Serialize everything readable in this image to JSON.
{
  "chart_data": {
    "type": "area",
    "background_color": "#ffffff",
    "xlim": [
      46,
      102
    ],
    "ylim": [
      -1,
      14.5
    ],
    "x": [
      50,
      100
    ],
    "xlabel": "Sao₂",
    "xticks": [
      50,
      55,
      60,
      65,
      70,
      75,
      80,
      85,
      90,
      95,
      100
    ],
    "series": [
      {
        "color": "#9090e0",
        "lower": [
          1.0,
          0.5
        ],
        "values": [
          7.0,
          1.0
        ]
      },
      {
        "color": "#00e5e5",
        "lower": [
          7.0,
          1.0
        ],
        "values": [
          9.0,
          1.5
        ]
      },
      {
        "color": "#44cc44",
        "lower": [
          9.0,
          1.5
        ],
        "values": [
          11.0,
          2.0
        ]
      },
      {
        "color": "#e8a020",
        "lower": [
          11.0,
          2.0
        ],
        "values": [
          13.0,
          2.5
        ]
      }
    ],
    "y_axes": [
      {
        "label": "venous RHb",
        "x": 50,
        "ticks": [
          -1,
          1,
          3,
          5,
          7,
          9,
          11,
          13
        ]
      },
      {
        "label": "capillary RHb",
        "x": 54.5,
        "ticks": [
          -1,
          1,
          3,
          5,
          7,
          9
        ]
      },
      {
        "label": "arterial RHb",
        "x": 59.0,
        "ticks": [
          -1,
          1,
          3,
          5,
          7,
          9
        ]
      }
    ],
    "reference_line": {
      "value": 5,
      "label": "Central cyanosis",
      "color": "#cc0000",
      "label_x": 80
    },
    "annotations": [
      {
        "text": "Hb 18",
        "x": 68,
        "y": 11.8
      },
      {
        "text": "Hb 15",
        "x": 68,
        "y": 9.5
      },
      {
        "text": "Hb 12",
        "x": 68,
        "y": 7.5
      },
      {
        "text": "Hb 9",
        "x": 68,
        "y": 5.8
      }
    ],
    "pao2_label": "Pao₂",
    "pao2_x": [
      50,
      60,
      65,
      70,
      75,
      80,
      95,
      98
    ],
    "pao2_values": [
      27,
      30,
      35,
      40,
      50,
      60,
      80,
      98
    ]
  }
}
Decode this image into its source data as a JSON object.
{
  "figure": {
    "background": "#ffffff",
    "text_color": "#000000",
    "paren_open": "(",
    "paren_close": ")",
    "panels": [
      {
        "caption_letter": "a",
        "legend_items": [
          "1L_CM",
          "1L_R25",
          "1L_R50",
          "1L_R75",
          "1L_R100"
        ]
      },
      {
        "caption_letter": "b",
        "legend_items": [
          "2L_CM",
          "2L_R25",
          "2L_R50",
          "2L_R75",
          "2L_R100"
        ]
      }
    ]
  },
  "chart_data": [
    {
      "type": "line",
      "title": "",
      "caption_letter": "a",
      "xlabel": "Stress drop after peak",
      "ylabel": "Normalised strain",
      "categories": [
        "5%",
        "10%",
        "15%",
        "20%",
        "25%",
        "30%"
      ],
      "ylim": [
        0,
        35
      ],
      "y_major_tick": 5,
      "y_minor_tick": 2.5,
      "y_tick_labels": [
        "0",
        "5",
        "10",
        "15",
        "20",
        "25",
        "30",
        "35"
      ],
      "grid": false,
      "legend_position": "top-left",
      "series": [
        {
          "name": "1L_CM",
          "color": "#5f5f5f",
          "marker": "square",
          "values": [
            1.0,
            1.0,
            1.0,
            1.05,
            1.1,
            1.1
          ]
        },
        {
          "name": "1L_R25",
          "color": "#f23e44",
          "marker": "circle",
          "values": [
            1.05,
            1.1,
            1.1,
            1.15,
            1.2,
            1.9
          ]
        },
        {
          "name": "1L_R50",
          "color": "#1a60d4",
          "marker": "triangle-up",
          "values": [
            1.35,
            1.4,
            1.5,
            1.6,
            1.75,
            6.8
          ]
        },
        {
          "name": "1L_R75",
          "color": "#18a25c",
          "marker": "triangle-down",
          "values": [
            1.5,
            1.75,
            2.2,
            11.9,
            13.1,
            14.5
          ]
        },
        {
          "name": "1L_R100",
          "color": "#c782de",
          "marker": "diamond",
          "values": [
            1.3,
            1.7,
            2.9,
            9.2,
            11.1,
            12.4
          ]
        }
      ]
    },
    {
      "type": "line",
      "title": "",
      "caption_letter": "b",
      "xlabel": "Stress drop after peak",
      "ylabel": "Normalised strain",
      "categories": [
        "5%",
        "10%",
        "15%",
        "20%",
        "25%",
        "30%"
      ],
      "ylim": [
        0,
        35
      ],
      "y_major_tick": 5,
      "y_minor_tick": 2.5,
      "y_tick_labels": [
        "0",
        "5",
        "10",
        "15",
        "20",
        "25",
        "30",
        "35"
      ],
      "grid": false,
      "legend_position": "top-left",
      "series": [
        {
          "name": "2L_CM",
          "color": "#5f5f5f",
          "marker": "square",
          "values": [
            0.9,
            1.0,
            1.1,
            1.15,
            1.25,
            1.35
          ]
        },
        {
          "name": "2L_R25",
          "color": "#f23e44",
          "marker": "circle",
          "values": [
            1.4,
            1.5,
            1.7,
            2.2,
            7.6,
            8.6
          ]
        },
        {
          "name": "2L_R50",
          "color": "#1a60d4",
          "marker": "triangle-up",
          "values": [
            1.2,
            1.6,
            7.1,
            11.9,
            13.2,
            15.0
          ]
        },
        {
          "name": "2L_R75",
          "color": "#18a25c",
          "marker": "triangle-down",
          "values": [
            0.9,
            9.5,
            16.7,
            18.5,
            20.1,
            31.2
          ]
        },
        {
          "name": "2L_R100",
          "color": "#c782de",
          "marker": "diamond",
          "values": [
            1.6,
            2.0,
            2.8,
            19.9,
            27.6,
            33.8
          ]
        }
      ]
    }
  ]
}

§ TASK OBJECTIVE
Take the listing above and write it out again exactly.

§ REPLY
Serialize everything readable in this image to JSON.
{
  "chart_data": {
    "type": "area",
    "background_color": "#ffffff",
    "xlim": [
      46,
      102
    ],
    "ylim": [
      -1,
      14.5
    ],
    "x": [
      50,
      100
    ],
    "xlabel": "Sao₂",
    "xticks": [
      50,
      55,
      60,
      65,
      70,
      75,
      80,
      85,
      90,
      95,
      100
    ],
    "series": [
      {
        "color": "#9090e0",
        "lower": [
          1.0,
          0.5
        ],
        "values": [
          7.0,
          1.0
        ]
      },
      {
        "color": "#00e5e5",
        "lower": [
          7.0,
          1.0
        ],
        "values": [
          9.0,
          1.5
        ]
      },
      {
        "color": "#44cc44",
        "lower": [
          9.0,
          1.5
        ],
        "values": [
          11.0,
          2.0
        ]
      },
      {
        "color": "#e8a020",
        "lower": [
          11.0,
          2.0
        ],
        "values": [
          13.0,
          2.5
        ]
      }
    ],
    "y_axes": [
      {
        "label": "venous RHb",
        "x": 50,
        "ticks": [
          -1,
          1,
          3,
          5,
          7,
          9,
          11,
          13
        ]
      },
      {
        "label": "capillary RHb",
        "x": 54.5,
        "ticks": [
          -1,
          1,
          3,
          5,
          7,
          9
        ]
      },
      {
        "label": "arterial RHb",
        "x": 59.0,
        "ticks": [
          -1,
          1,
          3,
          5,
          7,
          9
        ]
      }
    ],
    "reference_line": {
      "value": 5,
      "label": "Central cyanosis",
      "color": "#cc0000",
      "label_x": 80
    },
    "annotations": [
      {
        "text": "Hb 18",
        "x": 68,
        "y": 11.8
      },
      {
        "text": "Hb 15",
        "x": 68,
        "y": 9.5
      },
      {
        "text": "Hb 12",
        "x": 68,
        "y": 7.5
      },
      {
        "text": "Hb 9",
        "x": 68,
        "y": 5.8
      }
    ],
    "pao2_label": "Pao₂",
    "pao2_x": [
      50,
      60,
      65,
      70,
      75,
      80,
      95,
      98
    ],
    "pao2_values": [
      27,
      30,
      35,
      40,
      50,
      60,
      80,
      98
    ]
  }
}
Decode this image into its source data as a JSON object.
{
  "figure": {
    "background": "#ffffff",
    "text_color": "#000000",
    "paren_open": "(",
    "paren_close": ")",
    "panels": [
      {
        "caption_letter": "a",
        "legend_items": [
          "1L_CM",
          "1L_R25",
          "1L_R50",
          "1L_R75",
          "1L_R100"
        ]
      },
      {
        "caption_letter": "b",
        "legend_items": [
          "2L_CM",
          "2L_R25",
          "2L_R50",
          "2L_R75",
          "2L_R100"
        ]
      }
    ]
  },
  "chart_data": [
    {
      "type": "line",
      "title": "",
      "caption_letter": "a",
      "xlabel": "Stress drop after peak",
      "ylabel": "Normalised strain",
      "categories": [
        "5%",
        "10%",
        "15%",
        "20%",
        "25%",
        "30%"
      ],
      "ylim": [
        0,
        35
      ],
      "y_major_tick": 5,
      "y_minor_tick": 2.5,
      "y_tick_labels": [
        "0",
        "5",
        "10",
        "15",
        "20",
        "25",
        "30",
        "35"
      ],
      "grid": false,
      "legend_position": "top-left",
      "series": [
        {
          "name": "1L_CM",
          "color": "#5f5f5f",
          "marker": "square",
          "values": [
            1.0,
            1.0,
            1.0,
            1.05,
            1.1,
            1.1
          ]
        },
        {
          "name": "1L_R25",
          "color": "#f23e44",
          "marker": "circle",
          "values": [
            1.05,
            1.1,
            1.1,
            1.15,
            1.2,
            1.9
          ]
        },
        {
          "name": "1L_R50",
          "color": "#1a60d4",
          "marker": "triangle-up",
          "values": [
            1.35,
            1.4,
            1.5,
            1.6,
            1.75,
            6.8
          ]
        },
        {
          "name": "1L_R75",
          "color": "#18a25c",
          "marker": "triangle-down",
          "values": [
            1.5,
            1.75,
            2.2,
            11.9,
            13.1,
            14.5
          ]
        },
        {
          "name": "1L_R100",
          "color": "#c782de",
          "marker": "diamond",
          "values": [
            1.3,
            1.7,
            2.9,
            9.2,
            11.1,
            12.4
          ]
        }
      ]
    },
    {
      "type": "line",
      "title": "",
      "caption_letter": "b",
      "xlabel": "Stress drop after peak",
      "ylabel": "Normalised strain",
      "categories": [
        "5%",
        "10%",
        "15%",
        "20%",
        "25%",
        "30%"
      ],
      "ylim": [
        0,
        35
      ],
      "y_major_tick": 5,
      "y_minor_tick": 2.5,
      "y_tick_labels": [
        "0",
        "5",
        "10",
        "15",
        "20",
        "25",
        "30",
        "35"
      ],
      "grid": false,
      "legend_position": "top-left",
      "series": [
        {
          "name": "2L_CM",
          "color": "#5f5f5f",
          "marker": "square",
          "values": [
            0.9,
            1.0,
            1.1,
            1.15,
            1.25,
            1.35
          ]
        },
        {
          "name": "2L_R25",
          "color": "#f23e44",
          "marker": "circle",
          "values": [
            1.4,
            1.5,
            1.7,
            2.2,
            7.6,
            8.6
          ]
        },
        {
          "name": "2L_R50",
          "color": "#1a60d4",
          "marker": "triangle-up",
          "values": [
            1.2,
            1.6,
            7.1,
            11.9,
            13.2,
            15.0
          ]
        },
        {
          "name": "2L_R75",
          "color": "#18a25c",
          "marker": "triangle-down",
          "values": [
            0.9,
            9.5,
            16.7,
            18.5,
            20.1,
            31.2
          ]
        },
        {
          "name": "2L_R100",
          "color": "#c782de",
          "marker": "diamond",
          "values": [
            1.6,
            2.0,
            2.8,
            19.9,
            27.6,
            33.8
          ]
        }
      ]
    }
  ]
}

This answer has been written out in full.